═══ Recorded data ═══

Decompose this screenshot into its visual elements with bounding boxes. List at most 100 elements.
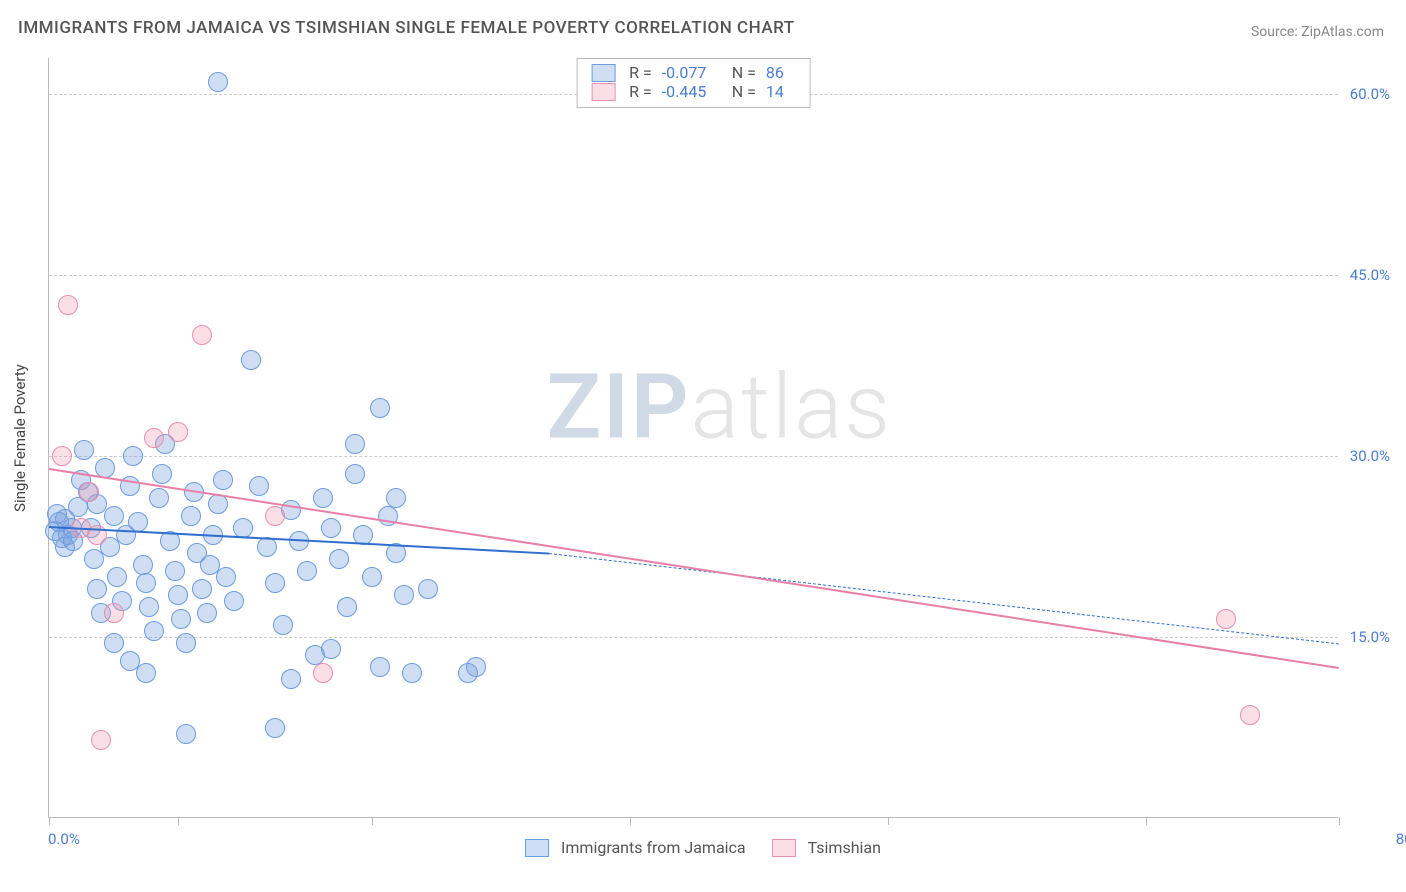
legend-r-label: R = — [629, 63, 652, 82]
legend-n-value: 14 — [766, 82, 796, 101]
gridline — [49, 275, 1338, 276]
y-tick-label: 45.0% — [1350, 266, 1390, 284]
data-point — [249, 476, 269, 496]
data-point — [197, 603, 217, 623]
data-point — [74, 440, 94, 460]
y-axis-title: Single Female Poverty — [11, 364, 29, 512]
source-label: Source: — [1251, 24, 1298, 40]
plot-wrap: Single Female Poverty ZIPatlas R =-0.077… — [48, 58, 1388, 818]
x-tick — [372, 817, 373, 825]
data-point — [176, 633, 196, 653]
trend-line — [549, 553, 1339, 644]
data-point — [345, 464, 365, 484]
data-point — [370, 657, 390, 677]
data-point — [402, 663, 422, 683]
data-point — [213, 470, 233, 490]
data-point — [321, 639, 341, 659]
data-point — [91, 730, 111, 750]
x-tick — [1339, 817, 1340, 825]
legend-swatch — [591, 83, 615, 101]
data-point — [104, 603, 124, 623]
data-point — [297, 561, 317, 581]
plot-area: ZIPatlas R =-0.077N =86R =-0.445N =14 15… — [48, 58, 1338, 818]
data-point — [79, 482, 99, 502]
legend-swatch — [525, 839, 549, 857]
data-point — [58, 295, 78, 315]
data-point — [386, 488, 406, 508]
x-tick — [888, 817, 889, 825]
legend-series: Immigrants from Jamaica Tsimshian — [525, 838, 881, 857]
data-point — [265, 573, 285, 593]
source-value: ZipAtlas.com — [1301, 24, 1384, 40]
watermark-zip: ZIP — [547, 355, 691, 460]
legend-row: R =-0.445N =14 — [591, 82, 796, 101]
data-point — [418, 579, 438, 599]
data-point — [241, 350, 261, 370]
x-tick — [178, 817, 179, 825]
gridline — [49, 456, 1338, 457]
legend-item: Tsimshian — [772, 838, 881, 857]
watermark: ZIPatlas — [547, 355, 892, 460]
source-attribution: Source: ZipAtlas.com — [1251, 24, 1384, 40]
data-point — [136, 573, 156, 593]
legend-swatch — [591, 64, 615, 82]
data-point — [104, 506, 124, 526]
data-point — [181, 506, 201, 526]
data-point — [1240, 705, 1260, 725]
data-point — [362, 567, 382, 587]
legend-item: Immigrants from Jamaica — [525, 838, 746, 857]
data-point — [144, 428, 164, 448]
legend-swatch — [772, 839, 796, 857]
data-point — [152, 464, 172, 484]
data-point — [370, 398, 390, 418]
data-point — [87, 579, 107, 599]
legend-row: R =-0.077N =86 — [591, 63, 796, 82]
x-tick — [630, 817, 631, 825]
legend-correlation: R =-0.077N =86R =-0.445N =14 — [576, 58, 811, 108]
x-axis-max-label: 80.0% — [1396, 830, 1406, 848]
legend-n-label: N = — [732, 82, 756, 101]
data-point — [133, 555, 153, 575]
data-point — [466, 657, 486, 677]
data-point — [192, 325, 212, 345]
data-point — [394, 585, 414, 605]
data-point — [139, 597, 159, 617]
x-tick — [1146, 817, 1147, 825]
data-point — [321, 518, 341, 538]
data-point — [313, 663, 333, 683]
data-point — [337, 597, 357, 617]
data-point — [47, 504, 67, 524]
legend-r-label: R = — [629, 82, 652, 101]
y-tick-label: 60.0% — [1350, 85, 1390, 103]
x-axis-min-label: 0.0% — [48, 830, 80, 848]
data-point — [216, 567, 236, 587]
data-point — [345, 434, 365, 454]
data-point — [273, 615, 293, 635]
legend-label: Tsimshian — [808, 838, 881, 857]
data-point — [123, 446, 143, 466]
legend-n-label: N = — [732, 63, 756, 82]
data-point — [281, 669, 301, 689]
data-point — [171, 609, 191, 629]
data-point — [107, 567, 127, 587]
data-point — [313, 488, 333, 508]
data-point — [176, 724, 196, 744]
data-point — [265, 718, 285, 738]
data-point — [224, 591, 244, 611]
data-point — [192, 579, 212, 599]
legend-label: Immigrants from Jamaica — [561, 838, 746, 857]
legend-n-value: 86 — [766, 63, 796, 82]
data-point — [168, 422, 188, 442]
data-point — [168, 585, 188, 605]
data-point — [136, 663, 156, 683]
data-point — [208, 72, 228, 92]
trend-line — [49, 468, 1339, 669]
watermark-atlas: atlas — [691, 355, 892, 460]
data-point — [144, 621, 164, 641]
x-tick — [49, 817, 50, 825]
data-point — [1216, 609, 1236, 629]
data-point — [329, 549, 349, 569]
data-point — [104, 633, 124, 653]
chart-title: IMMIGRANTS FROM JAMAICA VS TSIMSHIAN SIN… — [18, 18, 795, 38]
y-tick-label: 15.0% — [1350, 628, 1390, 646]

═══

▶ _The problem_:
Could you output all of the items above word for word, with the pictures left out?

▶ _Answer to the problem_:
Decompose this screenshot into its visual elements with bounding boxes. List at most 100 elements.
legend-r-label: R = — [629, 63, 652, 82]
legend-n-value: 14 — [766, 82, 796, 101]
gridline — [49, 275, 1338, 276]
y-tick-label: 45.0% — [1350, 266, 1390, 284]
data-point — [249, 476, 269, 496]
data-point — [197, 603, 217, 623]
data-point — [74, 440, 94, 460]
y-axis-title: Single Female Poverty — [11, 364, 29, 512]
source-label: Source: — [1251, 24, 1298, 40]
plot-wrap: Single Female Poverty ZIPatlas R =-0.077… — [48, 58, 1388, 818]
x-tick — [372, 817, 373, 825]
data-point — [176, 633, 196, 653]
trend-line — [549, 553, 1339, 644]
data-point — [345, 464, 365, 484]
data-point — [370, 657, 390, 677]
data-point — [402, 663, 422, 683]
data-point — [213, 470, 233, 490]
data-point — [321, 639, 341, 659]
data-point — [91, 730, 111, 750]
x-tick — [1339, 817, 1340, 825]
legend-swatch — [591, 83, 615, 101]
data-point — [104, 603, 124, 623]
data-point — [297, 561, 317, 581]
plot-area: ZIPatlas R =-0.077N =86R =-0.445N =14 15… — [48, 58, 1338, 818]
data-point — [79, 482, 99, 502]
legend-swatch — [525, 839, 549, 857]
data-point — [58, 295, 78, 315]
data-point — [386, 488, 406, 508]
x-tick — [888, 817, 889, 825]
legend-series: Immigrants from Jamaica Tsimshian — [525, 838, 881, 857]
data-point — [265, 573, 285, 593]
source-value: ZipAtlas.com — [1301, 24, 1384, 40]
watermark-zip: ZIP — [547, 355, 691, 460]
legend-row: R =-0.445N =14 — [591, 82, 796, 101]
data-point — [418, 579, 438, 599]
data-point — [241, 350, 261, 370]
x-tick — [178, 817, 179, 825]
gridline — [49, 456, 1338, 457]
legend-item: Tsimshian — [772, 838, 881, 857]
watermark: ZIPatlas — [547, 355, 892, 460]
source-attribution: Source: ZipAtlas.com — [1251, 24, 1384, 40]
data-point — [136, 573, 156, 593]
legend-swatch — [591, 64, 615, 82]
data-point — [104, 506, 124, 526]
data-point — [181, 506, 201, 526]
data-point — [1240, 705, 1260, 725]
data-point — [362, 567, 382, 587]
legend-item: Immigrants from Jamaica — [525, 838, 746, 857]
data-point — [144, 428, 164, 448]
legend-swatch — [772, 839, 796, 857]
data-point — [152, 464, 172, 484]
data-point — [370, 398, 390, 418]
data-point — [87, 579, 107, 599]
legend-row: R =-0.077N =86 — [591, 63, 796, 82]
x-tick — [630, 817, 631, 825]
legend-correlation: R =-0.077N =86R =-0.445N =14 — [576, 58, 811, 108]
x-axis-max-label: 80.0% — [1396, 830, 1406, 848]
legend-n-label: N = — [732, 82, 756, 101]
data-point — [133, 555, 153, 575]
data-point — [466, 657, 486, 677]
data-point — [192, 325, 212, 345]
data-point — [394, 585, 414, 605]
data-point — [139, 597, 159, 617]
x-tick — [1146, 817, 1147, 825]
data-point — [321, 518, 341, 538]
data-point — [313, 663, 333, 683]
data-point — [337, 597, 357, 617]
data-point — [47, 504, 67, 524]
legend-r-label: R = — [629, 82, 652, 101]
y-tick-label: 60.0% — [1350, 85, 1390, 103]
x-axis-min-label: 0.0% — [48, 830, 80, 848]
data-point — [216, 567, 236, 587]
data-point — [345, 434, 365, 454]
data-point — [273, 615, 293, 635]
legend-label: Tsimshian — [808, 838, 881, 857]
data-point — [123, 446, 143, 466]
legend-n-label: N = — [732, 63, 756, 82]
data-point — [281, 669, 301, 689]
data-point — [171, 609, 191, 629]
data-point — [107, 567, 127, 587]
data-point — [313, 488, 333, 508]
data-point — [176, 724, 196, 744]
data-point — [265, 718, 285, 738]
data-point — [224, 591, 244, 611]
data-point — [192, 579, 212, 599]
legend-label: Immigrants from Jamaica — [561, 838, 746, 857]
legend-n-value: 86 — [766, 63, 796, 82]
data-point — [168, 422, 188, 442]
data-point — [168, 585, 188, 605]
data-point — [136, 663, 156, 683]
data-point — [208, 72, 228, 92]
trend-line — [49, 468, 1339, 669]
watermark-atlas: atlas — [691, 355, 892, 460]
data-point — [144, 621, 164, 641]
x-tick — [49, 817, 50, 825]
data-point — [1216, 609, 1236, 629]
data-point — [329, 549, 349, 569]
data-point — [104, 633, 124, 653]
chart-title: IMMIGRANTS FROM JAMAICA VS TSIMSHIAN SIN… — [18, 18, 795, 38]
y-tick-label: 15.0% — [1350, 628, 1390, 646]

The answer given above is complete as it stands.